PROBLEM DETAILS:
Go through the entries below and collect each line with the string "Enable" in it.
◇ ◇ ◇ ◇ ◇
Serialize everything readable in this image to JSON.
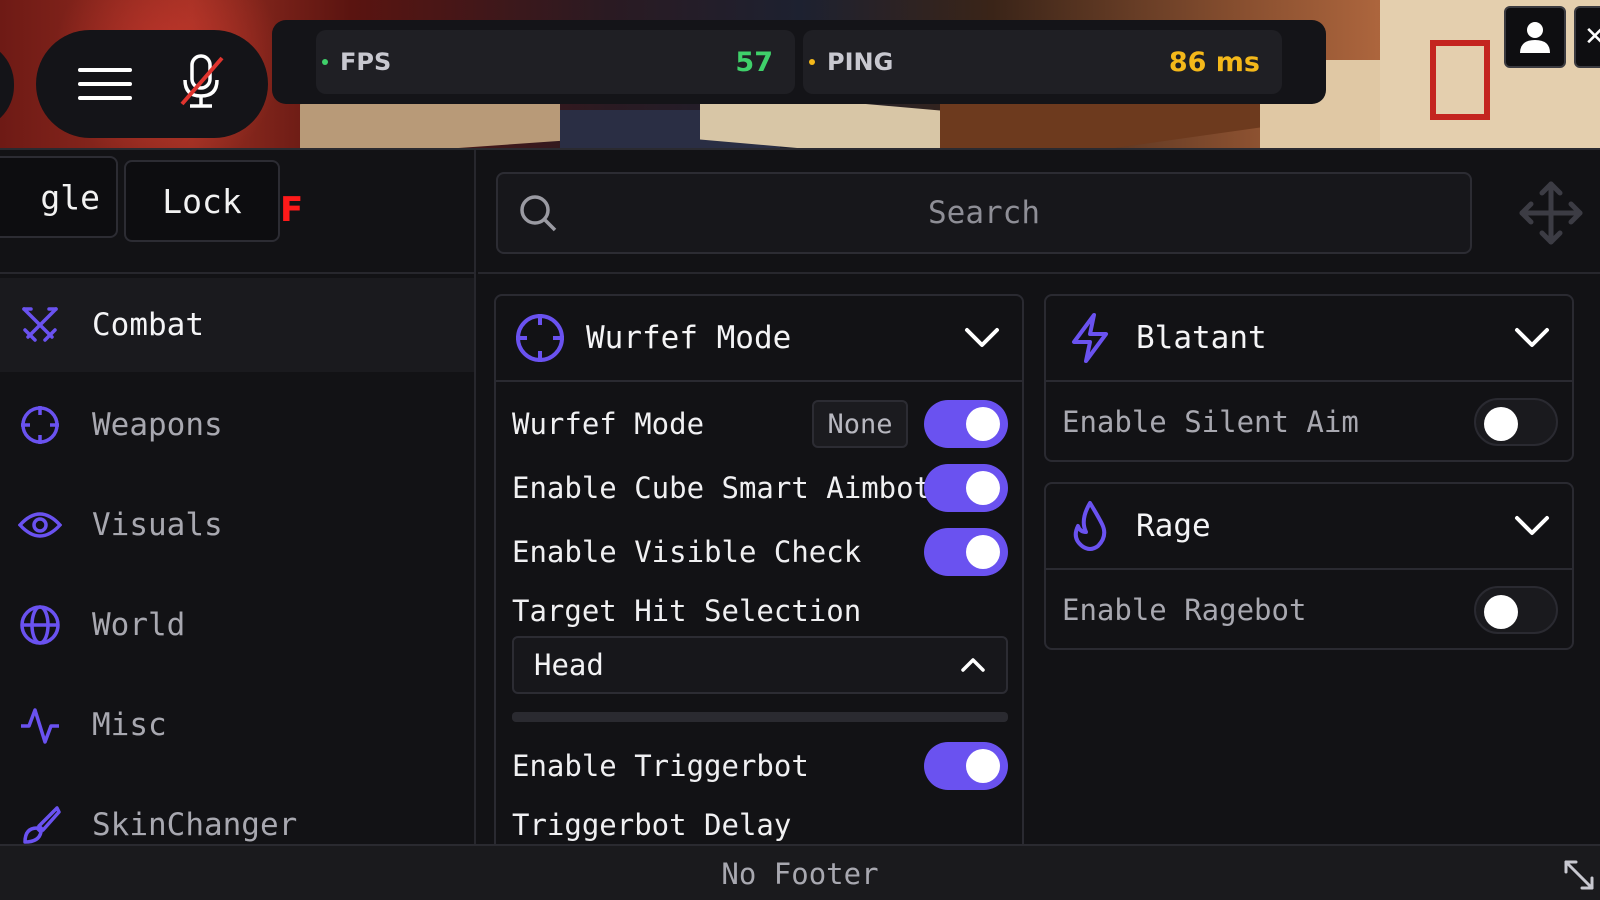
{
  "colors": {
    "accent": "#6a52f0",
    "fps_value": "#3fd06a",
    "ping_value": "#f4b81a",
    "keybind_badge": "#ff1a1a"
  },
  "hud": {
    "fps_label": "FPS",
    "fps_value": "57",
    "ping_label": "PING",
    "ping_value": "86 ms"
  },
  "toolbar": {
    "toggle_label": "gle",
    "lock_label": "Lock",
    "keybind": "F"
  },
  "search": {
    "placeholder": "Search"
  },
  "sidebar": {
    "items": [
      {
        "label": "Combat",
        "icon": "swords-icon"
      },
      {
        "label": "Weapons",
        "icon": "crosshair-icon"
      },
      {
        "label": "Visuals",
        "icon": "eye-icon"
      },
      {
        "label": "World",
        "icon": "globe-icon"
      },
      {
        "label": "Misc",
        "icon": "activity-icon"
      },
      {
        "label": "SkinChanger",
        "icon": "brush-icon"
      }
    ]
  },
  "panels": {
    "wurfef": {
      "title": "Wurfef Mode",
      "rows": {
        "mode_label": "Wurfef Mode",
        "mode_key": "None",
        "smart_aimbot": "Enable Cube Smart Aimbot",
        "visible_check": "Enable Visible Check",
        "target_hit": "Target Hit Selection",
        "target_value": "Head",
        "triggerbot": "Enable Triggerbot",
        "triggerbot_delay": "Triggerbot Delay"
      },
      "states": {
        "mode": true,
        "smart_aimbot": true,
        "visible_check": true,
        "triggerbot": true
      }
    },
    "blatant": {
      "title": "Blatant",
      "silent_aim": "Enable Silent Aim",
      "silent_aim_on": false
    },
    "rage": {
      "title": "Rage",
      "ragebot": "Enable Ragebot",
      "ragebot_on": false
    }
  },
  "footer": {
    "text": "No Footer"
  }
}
◇ ◇ ◇ ◇ ◇
WRITTEN RESPONSE:
        "smart_aimbot": "Enable Cube Smart Aimbot",
        "visible_check": "Enable Visible Check",
        "triggerbot": "Enable Triggerbot",
      "silent_aim": "Enable Silent Aim",
      "ragebot": "Enable Ragebot",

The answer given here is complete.